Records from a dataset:
»»

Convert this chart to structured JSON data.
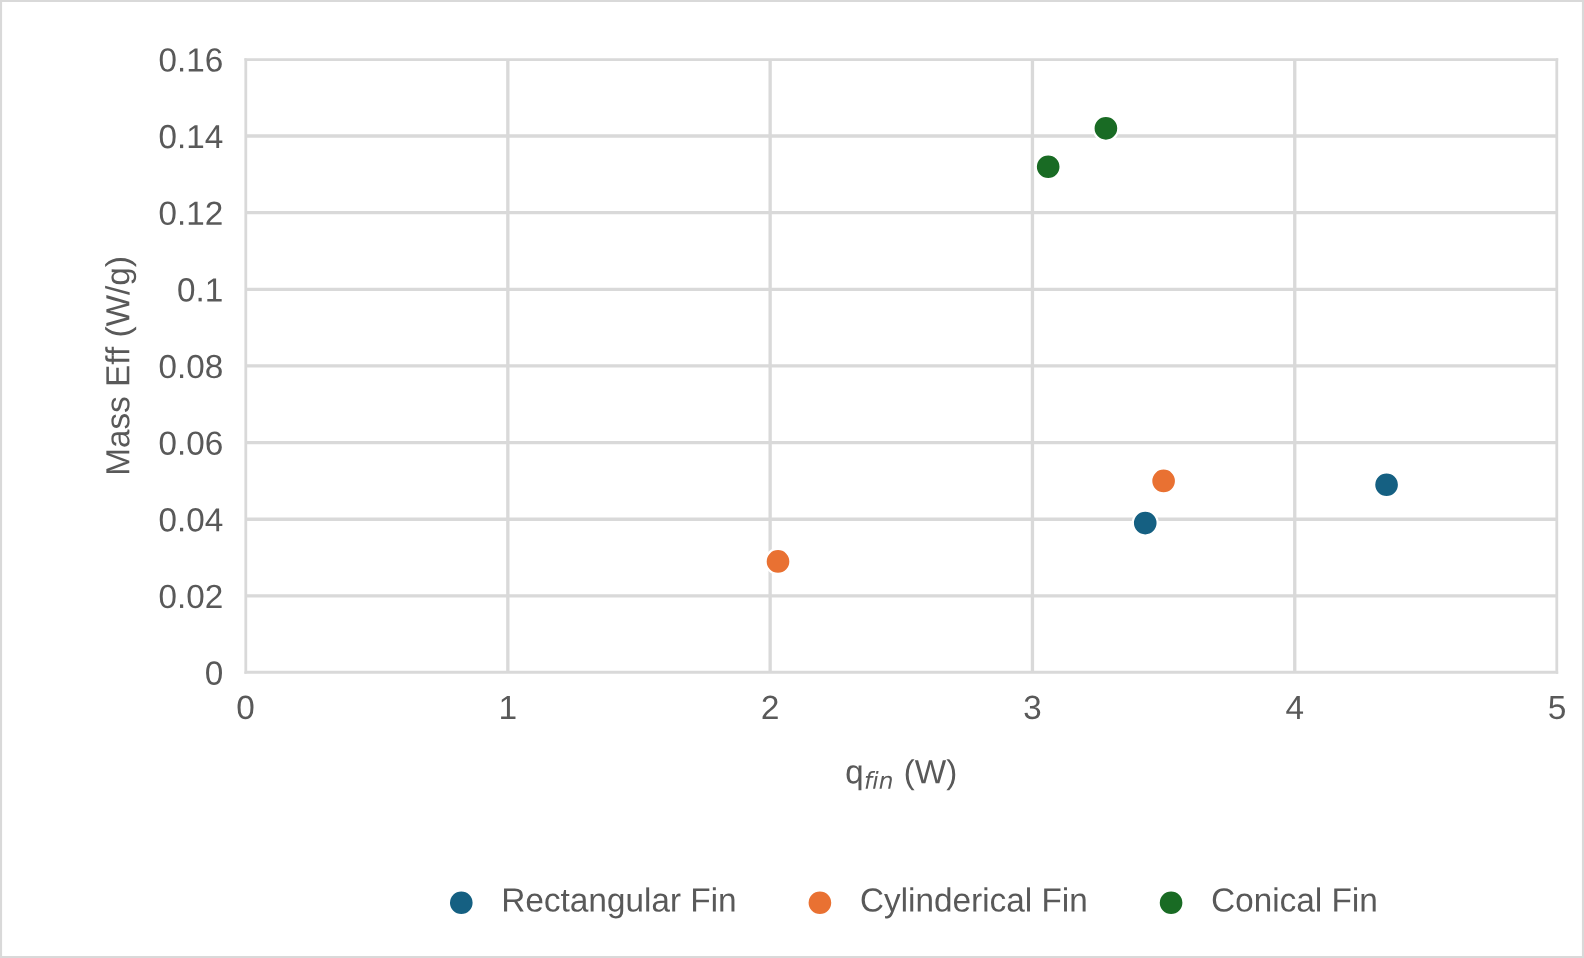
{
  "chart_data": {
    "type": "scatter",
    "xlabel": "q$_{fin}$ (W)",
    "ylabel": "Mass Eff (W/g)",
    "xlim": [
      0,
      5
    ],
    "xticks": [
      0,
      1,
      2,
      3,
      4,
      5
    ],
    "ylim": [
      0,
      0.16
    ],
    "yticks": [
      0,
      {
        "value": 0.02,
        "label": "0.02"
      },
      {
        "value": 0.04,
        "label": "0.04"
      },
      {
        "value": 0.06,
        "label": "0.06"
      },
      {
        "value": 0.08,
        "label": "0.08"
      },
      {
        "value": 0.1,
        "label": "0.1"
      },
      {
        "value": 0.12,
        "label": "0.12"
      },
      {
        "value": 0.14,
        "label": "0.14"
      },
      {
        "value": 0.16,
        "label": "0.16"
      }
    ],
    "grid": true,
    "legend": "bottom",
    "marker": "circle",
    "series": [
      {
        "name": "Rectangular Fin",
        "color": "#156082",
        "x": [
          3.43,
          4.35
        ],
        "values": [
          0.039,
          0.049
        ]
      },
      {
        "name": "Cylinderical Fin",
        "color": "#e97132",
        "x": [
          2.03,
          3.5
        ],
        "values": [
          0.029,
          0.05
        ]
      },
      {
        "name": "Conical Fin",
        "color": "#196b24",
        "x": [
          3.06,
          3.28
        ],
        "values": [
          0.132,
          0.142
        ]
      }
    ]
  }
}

««
»»

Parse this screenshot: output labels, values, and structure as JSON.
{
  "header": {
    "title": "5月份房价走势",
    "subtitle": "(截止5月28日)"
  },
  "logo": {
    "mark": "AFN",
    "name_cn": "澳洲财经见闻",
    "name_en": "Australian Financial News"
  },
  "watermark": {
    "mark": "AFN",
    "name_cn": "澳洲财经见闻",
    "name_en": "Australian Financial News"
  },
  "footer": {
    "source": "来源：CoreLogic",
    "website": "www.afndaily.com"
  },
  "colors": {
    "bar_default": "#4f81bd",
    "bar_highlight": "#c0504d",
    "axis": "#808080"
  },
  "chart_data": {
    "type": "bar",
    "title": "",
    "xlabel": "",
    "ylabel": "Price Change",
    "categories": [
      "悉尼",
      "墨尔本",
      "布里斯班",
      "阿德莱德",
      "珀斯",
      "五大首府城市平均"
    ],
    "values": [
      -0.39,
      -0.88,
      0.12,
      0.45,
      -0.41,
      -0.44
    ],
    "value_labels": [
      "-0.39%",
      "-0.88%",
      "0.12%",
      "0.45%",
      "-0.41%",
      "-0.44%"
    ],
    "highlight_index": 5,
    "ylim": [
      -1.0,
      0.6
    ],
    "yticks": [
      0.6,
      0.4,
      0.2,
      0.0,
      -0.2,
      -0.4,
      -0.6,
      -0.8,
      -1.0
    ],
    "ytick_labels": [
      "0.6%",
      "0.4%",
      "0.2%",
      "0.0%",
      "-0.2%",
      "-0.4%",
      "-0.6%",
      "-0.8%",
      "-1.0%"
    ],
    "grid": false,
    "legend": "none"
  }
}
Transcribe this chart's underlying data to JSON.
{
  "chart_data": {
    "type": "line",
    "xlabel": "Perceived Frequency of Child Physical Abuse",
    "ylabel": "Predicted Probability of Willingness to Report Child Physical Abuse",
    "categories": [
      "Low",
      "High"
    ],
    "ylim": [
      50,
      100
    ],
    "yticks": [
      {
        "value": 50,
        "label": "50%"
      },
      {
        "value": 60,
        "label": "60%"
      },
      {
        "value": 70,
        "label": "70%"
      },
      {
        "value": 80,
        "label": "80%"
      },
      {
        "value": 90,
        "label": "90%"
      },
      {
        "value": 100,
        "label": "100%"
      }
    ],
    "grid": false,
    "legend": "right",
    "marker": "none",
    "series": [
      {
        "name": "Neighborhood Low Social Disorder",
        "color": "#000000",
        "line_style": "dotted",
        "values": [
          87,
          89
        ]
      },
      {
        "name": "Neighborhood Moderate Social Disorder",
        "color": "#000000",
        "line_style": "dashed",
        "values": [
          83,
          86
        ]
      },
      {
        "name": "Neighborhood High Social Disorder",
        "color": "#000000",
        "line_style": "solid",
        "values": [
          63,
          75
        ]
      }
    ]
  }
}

««

§ **TASK TO CARRY OUT**: Find each line that has the word "ylabel", then copy it out.

§ **ANSWER TO THIS EXERCISE**:
    "ylabel": "Mass Eff (W/g)",
    "ylabel": "Price Change",
    "ylabel": "Predicted Probability of Willingness to Report Child Physical Abuse",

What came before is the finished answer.